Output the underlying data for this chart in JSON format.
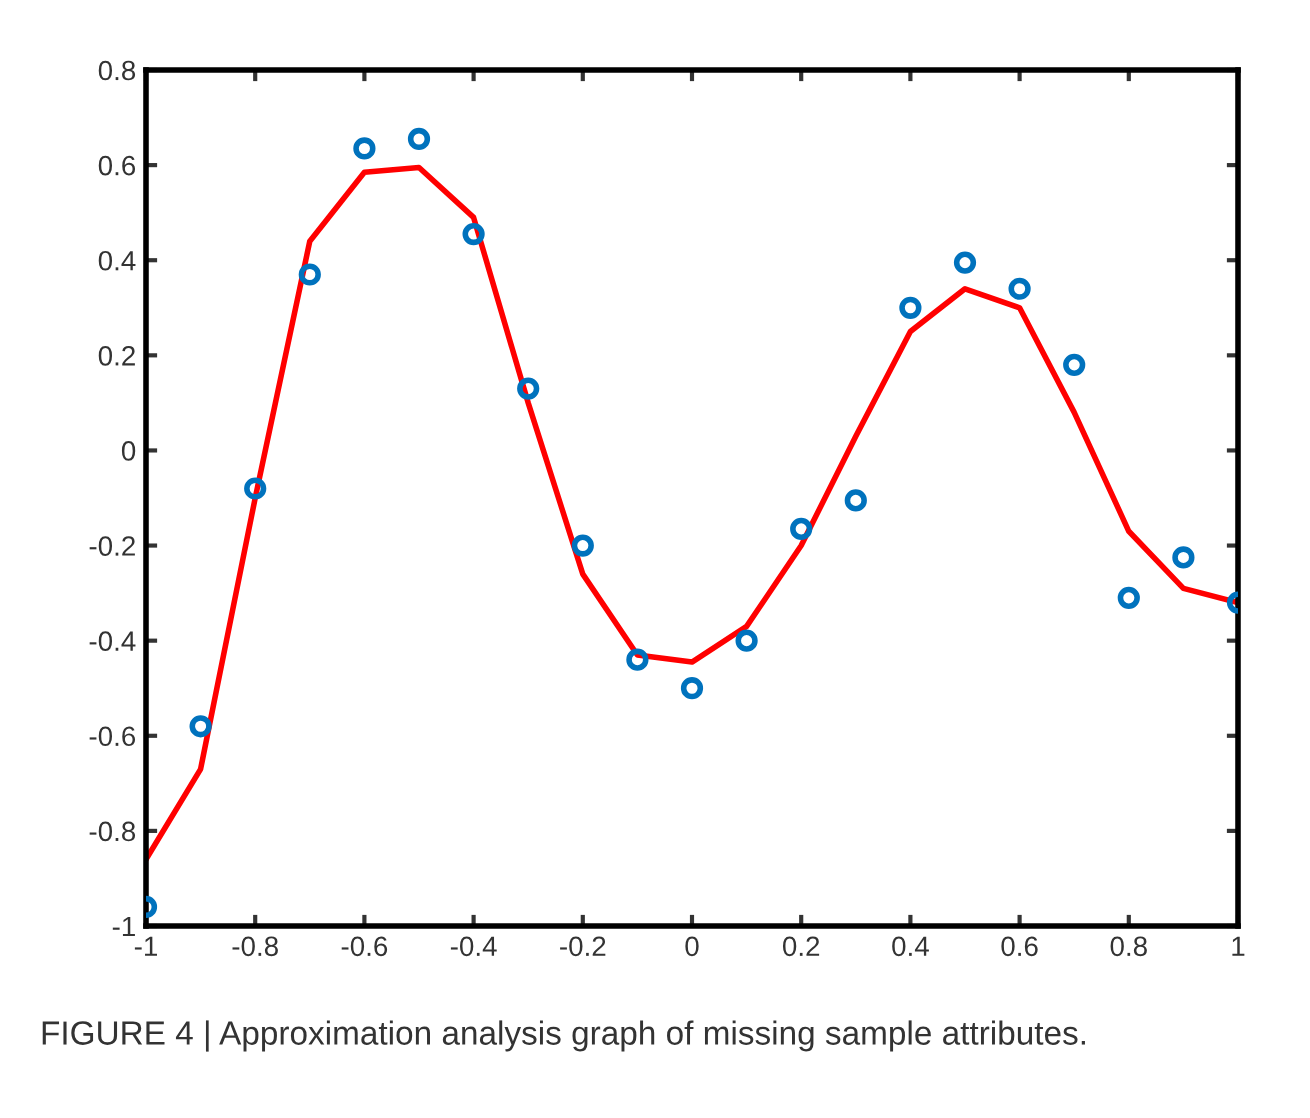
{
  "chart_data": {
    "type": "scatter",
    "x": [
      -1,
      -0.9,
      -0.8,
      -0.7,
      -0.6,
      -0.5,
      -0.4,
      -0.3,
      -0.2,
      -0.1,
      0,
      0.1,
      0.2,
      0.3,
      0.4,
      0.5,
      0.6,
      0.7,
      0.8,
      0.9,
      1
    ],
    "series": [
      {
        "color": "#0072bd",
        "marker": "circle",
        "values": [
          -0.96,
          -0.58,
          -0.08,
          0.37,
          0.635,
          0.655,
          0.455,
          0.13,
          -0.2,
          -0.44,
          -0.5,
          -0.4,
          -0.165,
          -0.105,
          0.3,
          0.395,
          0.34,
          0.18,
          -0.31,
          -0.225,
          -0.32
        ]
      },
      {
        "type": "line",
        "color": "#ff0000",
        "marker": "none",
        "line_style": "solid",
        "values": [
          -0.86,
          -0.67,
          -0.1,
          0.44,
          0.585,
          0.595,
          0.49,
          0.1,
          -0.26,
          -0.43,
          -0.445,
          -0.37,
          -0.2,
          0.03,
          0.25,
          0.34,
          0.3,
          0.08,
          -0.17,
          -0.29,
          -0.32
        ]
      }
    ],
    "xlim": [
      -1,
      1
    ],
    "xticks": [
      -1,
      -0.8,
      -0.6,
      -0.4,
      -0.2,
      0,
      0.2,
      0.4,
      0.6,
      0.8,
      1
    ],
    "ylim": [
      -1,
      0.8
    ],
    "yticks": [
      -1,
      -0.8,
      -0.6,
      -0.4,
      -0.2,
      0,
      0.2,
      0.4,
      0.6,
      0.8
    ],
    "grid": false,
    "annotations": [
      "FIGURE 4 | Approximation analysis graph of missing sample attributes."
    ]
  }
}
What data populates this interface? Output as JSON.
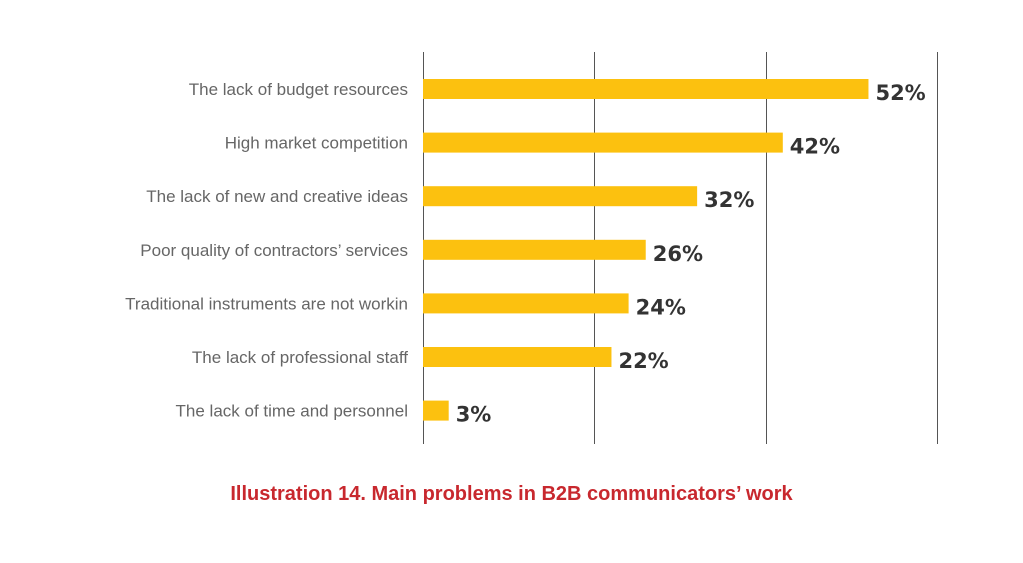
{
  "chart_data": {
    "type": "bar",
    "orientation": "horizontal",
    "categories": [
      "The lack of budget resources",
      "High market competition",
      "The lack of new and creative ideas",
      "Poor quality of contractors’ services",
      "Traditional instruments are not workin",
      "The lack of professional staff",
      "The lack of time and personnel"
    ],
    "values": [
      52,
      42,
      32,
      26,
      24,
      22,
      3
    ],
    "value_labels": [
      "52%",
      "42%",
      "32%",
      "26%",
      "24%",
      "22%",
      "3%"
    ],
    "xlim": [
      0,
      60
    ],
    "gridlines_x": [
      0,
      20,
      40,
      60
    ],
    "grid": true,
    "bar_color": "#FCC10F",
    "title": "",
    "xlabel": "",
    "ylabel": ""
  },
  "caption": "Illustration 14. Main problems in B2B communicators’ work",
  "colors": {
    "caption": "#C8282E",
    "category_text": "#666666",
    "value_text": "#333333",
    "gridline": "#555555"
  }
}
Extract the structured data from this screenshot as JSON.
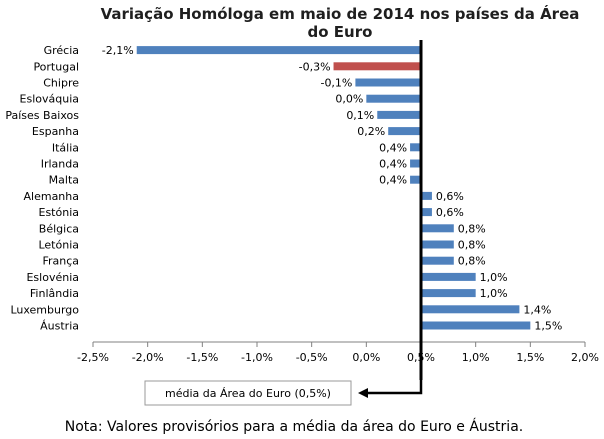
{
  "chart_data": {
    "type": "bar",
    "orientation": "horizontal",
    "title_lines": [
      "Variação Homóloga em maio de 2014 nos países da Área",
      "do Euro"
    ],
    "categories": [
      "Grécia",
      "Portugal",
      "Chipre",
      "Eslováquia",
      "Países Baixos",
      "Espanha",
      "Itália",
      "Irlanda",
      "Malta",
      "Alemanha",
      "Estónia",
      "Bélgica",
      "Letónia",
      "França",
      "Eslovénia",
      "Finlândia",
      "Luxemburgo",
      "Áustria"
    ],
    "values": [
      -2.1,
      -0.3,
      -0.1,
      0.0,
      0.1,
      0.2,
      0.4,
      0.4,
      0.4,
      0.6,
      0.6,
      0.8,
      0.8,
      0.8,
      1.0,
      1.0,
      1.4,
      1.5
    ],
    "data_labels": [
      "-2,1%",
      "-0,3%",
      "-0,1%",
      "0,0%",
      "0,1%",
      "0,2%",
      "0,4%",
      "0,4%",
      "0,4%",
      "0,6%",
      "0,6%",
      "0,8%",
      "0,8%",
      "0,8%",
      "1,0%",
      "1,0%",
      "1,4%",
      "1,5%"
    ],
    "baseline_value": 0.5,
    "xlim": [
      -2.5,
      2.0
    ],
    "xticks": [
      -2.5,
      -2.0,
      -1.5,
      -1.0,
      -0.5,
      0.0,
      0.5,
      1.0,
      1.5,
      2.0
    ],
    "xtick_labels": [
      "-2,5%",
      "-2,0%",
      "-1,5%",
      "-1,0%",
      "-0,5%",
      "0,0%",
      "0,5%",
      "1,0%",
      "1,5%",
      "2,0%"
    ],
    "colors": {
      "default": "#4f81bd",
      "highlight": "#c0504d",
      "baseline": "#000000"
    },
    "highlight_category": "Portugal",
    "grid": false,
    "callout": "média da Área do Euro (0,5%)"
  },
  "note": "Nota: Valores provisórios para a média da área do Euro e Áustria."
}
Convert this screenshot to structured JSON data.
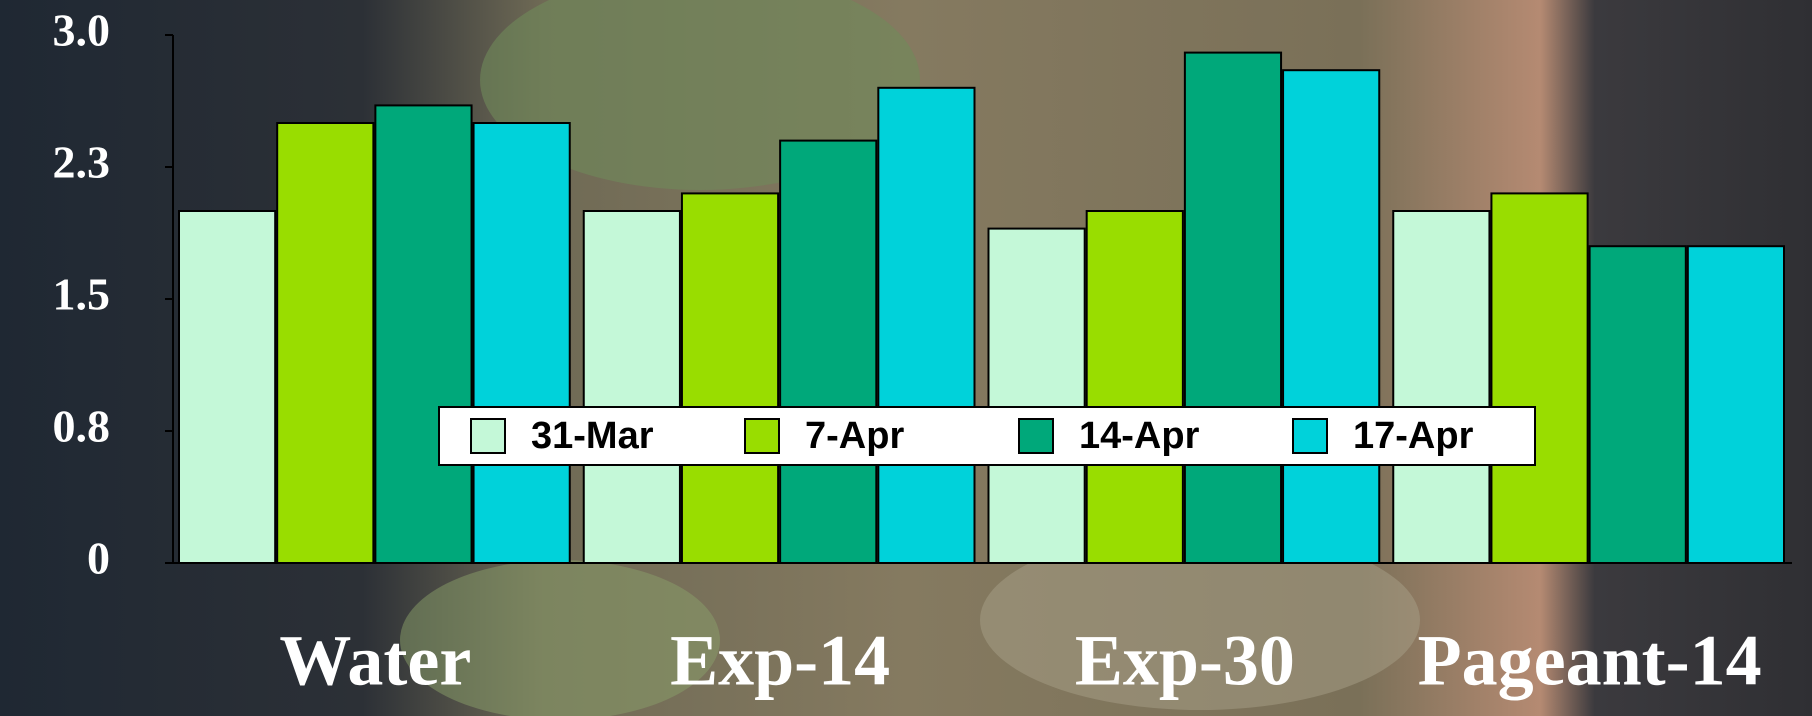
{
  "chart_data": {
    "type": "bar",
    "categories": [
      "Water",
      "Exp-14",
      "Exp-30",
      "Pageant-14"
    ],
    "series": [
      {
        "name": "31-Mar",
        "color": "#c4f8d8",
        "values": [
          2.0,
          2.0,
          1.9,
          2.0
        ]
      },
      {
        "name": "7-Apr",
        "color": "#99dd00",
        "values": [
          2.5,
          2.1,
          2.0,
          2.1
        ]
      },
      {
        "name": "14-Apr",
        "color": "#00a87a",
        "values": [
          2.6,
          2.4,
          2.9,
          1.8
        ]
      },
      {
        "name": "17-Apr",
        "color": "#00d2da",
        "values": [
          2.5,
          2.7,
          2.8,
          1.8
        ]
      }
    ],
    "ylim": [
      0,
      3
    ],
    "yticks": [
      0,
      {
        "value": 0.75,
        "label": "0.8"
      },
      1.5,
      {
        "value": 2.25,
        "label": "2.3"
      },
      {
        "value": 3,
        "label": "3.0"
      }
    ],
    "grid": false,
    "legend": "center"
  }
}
== == ==
WORK INSTRUCTIONS:
Pick out lines containing the word "caption", each one as written.

OUTPUT BELOW:
  "caption": "Illustration 14. Main problems in B2B communicators’ work",
    "caption": "#C8282E",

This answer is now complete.